> [What the task requires]: Below are some records. Say in a single number how many of their lines include the word "fever".

> [Working data]:
○ ○ ○ ○
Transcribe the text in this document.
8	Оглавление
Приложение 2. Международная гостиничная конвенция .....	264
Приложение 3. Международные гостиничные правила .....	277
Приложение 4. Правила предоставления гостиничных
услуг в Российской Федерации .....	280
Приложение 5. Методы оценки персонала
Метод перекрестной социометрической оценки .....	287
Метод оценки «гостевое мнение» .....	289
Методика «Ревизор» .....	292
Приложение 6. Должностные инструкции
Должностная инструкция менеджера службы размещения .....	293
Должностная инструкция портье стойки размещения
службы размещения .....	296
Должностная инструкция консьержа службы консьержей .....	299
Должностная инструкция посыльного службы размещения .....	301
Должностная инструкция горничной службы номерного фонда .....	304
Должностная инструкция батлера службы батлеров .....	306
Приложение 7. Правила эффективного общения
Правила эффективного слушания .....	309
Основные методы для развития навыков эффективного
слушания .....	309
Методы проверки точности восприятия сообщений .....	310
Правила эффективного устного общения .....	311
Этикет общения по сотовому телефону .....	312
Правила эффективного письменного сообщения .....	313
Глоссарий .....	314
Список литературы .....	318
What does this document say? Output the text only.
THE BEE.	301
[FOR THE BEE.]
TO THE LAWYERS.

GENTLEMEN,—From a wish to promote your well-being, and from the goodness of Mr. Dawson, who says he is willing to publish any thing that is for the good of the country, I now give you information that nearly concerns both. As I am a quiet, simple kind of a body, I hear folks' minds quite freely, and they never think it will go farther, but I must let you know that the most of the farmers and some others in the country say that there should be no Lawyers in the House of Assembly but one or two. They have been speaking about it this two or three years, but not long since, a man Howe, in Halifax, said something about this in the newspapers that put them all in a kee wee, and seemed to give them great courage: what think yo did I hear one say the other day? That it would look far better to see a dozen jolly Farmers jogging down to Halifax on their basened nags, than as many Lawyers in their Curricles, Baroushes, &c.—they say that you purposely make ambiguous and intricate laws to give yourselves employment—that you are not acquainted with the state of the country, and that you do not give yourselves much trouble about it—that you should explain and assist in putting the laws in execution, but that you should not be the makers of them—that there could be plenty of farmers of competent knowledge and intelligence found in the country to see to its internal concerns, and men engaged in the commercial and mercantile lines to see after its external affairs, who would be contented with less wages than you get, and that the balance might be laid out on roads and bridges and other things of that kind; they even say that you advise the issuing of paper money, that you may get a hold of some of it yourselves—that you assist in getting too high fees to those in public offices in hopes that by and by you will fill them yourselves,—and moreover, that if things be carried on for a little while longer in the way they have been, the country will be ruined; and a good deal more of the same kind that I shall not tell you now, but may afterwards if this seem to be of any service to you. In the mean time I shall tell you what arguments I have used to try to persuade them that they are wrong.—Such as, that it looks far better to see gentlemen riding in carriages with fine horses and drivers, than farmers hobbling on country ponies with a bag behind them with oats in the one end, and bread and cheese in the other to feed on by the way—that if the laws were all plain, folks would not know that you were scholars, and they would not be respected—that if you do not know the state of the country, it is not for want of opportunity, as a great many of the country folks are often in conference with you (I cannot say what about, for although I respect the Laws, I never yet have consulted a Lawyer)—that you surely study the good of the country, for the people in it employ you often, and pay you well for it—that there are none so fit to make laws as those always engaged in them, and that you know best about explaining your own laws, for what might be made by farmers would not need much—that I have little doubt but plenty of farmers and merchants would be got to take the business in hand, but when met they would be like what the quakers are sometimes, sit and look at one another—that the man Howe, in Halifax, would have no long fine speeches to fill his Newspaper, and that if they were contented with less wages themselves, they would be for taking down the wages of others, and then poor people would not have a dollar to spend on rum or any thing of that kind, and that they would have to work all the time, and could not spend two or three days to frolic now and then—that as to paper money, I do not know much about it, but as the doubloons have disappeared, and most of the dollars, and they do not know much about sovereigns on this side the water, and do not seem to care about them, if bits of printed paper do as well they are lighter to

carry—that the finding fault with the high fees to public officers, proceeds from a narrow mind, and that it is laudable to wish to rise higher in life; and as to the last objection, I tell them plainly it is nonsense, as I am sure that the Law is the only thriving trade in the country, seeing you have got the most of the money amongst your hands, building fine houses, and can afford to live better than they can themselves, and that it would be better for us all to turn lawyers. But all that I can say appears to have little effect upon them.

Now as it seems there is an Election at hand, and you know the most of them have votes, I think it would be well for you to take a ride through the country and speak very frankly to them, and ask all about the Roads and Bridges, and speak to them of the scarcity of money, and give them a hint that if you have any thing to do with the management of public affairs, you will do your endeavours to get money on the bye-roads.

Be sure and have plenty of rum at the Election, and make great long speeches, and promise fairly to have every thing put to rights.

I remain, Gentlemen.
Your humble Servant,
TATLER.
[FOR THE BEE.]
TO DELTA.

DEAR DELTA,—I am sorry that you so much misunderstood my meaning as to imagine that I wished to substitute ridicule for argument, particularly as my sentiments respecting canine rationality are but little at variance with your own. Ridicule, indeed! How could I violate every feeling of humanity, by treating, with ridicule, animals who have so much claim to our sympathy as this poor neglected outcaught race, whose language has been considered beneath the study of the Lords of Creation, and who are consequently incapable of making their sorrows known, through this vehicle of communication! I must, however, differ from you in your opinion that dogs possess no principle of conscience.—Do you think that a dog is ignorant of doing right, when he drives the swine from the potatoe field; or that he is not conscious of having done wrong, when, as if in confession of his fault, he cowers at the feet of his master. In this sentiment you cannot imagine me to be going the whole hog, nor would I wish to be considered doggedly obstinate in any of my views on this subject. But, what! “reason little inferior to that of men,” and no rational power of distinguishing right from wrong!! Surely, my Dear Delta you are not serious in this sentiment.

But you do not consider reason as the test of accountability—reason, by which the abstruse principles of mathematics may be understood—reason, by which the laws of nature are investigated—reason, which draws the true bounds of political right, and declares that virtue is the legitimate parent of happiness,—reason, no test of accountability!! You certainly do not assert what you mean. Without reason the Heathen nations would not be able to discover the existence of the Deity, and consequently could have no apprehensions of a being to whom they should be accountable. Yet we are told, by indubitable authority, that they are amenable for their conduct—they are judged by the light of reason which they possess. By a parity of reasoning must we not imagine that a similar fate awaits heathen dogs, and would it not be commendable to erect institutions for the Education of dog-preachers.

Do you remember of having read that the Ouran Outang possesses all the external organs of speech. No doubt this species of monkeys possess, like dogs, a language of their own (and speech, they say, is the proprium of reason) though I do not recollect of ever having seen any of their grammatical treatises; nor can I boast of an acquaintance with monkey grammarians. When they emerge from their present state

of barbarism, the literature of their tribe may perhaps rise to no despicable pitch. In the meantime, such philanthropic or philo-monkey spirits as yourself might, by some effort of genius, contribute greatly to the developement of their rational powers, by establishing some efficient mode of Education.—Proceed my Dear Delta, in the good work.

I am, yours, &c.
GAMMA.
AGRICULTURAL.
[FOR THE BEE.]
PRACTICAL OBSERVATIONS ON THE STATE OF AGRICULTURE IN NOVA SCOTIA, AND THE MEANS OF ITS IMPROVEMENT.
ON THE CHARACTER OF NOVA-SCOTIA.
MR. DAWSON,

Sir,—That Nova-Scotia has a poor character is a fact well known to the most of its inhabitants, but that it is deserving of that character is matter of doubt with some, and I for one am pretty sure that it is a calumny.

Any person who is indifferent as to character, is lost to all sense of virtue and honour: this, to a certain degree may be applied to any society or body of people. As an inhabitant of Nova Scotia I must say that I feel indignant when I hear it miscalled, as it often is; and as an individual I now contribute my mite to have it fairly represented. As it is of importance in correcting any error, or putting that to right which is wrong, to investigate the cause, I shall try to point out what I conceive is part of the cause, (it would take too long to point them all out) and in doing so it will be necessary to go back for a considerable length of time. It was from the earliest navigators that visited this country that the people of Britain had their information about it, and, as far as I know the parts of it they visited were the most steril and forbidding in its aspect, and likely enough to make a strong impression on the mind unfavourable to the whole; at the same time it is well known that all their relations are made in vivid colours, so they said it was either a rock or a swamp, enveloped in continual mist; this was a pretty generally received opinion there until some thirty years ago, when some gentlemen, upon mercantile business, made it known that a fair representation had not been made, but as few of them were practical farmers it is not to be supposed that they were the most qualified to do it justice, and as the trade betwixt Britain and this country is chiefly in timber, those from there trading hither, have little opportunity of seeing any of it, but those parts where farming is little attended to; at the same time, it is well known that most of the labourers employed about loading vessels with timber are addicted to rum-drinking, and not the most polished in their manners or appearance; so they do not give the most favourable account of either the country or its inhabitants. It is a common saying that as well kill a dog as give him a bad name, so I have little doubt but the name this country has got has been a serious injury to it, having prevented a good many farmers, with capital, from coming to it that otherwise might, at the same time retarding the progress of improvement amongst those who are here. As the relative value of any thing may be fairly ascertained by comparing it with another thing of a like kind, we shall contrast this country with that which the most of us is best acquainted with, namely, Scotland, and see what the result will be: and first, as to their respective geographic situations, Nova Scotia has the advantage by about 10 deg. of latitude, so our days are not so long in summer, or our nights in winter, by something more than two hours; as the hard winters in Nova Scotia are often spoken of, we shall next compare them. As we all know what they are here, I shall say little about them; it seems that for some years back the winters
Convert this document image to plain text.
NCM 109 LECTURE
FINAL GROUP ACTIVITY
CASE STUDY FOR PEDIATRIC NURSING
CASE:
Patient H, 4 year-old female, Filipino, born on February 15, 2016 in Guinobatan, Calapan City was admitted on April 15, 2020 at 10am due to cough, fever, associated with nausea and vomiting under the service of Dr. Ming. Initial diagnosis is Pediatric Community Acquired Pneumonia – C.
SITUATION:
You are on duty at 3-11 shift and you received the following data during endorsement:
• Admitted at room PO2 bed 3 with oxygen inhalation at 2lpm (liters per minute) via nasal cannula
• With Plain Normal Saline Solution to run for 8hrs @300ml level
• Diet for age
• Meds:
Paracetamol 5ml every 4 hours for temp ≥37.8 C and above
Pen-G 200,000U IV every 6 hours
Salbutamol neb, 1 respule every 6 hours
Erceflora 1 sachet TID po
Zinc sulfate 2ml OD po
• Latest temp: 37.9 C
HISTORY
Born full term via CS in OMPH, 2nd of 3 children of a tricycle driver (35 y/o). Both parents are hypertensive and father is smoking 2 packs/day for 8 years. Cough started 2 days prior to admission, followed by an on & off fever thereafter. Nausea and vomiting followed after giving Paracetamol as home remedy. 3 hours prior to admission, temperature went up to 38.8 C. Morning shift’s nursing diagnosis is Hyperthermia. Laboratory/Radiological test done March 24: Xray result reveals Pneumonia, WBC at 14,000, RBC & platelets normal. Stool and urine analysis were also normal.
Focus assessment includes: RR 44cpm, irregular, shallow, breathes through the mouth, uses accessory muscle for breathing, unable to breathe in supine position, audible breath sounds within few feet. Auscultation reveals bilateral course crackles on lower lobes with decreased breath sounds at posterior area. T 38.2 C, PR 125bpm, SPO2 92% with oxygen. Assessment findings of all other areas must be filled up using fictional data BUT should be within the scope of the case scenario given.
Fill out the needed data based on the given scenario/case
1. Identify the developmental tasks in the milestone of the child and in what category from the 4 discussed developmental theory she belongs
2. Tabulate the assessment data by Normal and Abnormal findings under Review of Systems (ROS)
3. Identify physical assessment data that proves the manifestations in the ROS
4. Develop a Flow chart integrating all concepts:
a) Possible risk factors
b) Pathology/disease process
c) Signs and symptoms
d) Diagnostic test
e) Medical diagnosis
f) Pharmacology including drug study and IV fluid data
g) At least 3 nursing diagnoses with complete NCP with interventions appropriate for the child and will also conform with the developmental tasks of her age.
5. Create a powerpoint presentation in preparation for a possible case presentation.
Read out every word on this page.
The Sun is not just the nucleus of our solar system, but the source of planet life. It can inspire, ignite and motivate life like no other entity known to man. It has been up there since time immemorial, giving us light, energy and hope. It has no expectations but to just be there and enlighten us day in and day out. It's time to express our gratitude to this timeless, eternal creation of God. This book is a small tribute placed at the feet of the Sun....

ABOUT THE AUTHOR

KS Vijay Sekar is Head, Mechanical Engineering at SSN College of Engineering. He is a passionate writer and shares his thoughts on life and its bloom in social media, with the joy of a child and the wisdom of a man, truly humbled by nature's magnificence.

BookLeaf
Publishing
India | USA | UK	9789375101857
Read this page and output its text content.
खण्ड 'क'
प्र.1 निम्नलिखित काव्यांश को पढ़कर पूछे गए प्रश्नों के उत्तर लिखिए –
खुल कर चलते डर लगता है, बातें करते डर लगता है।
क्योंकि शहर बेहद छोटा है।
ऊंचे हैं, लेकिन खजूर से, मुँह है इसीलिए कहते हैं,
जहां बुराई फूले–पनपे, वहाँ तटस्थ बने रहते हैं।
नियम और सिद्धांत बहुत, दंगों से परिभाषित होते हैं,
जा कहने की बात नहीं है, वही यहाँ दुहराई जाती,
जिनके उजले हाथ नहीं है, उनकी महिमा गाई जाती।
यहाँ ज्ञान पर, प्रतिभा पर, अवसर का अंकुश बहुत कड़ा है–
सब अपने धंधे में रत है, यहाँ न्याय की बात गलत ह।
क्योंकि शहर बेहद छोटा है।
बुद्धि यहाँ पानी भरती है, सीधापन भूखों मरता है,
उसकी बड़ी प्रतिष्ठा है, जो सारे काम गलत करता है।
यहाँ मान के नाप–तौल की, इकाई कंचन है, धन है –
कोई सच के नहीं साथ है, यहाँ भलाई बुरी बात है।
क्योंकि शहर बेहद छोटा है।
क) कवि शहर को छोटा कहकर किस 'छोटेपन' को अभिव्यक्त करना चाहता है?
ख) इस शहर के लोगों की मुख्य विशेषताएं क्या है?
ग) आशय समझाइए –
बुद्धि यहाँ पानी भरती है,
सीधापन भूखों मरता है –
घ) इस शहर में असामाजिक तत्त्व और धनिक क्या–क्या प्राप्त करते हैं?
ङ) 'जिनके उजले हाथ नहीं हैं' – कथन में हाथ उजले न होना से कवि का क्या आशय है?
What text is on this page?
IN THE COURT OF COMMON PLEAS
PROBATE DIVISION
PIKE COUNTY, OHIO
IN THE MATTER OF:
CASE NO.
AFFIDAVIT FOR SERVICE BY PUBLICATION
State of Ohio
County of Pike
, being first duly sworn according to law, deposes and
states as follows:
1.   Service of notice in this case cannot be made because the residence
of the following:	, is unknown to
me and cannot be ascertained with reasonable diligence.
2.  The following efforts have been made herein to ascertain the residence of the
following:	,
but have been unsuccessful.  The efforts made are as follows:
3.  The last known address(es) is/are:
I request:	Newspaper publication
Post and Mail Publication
○ ○ ○ ○
> [Written reply]: 2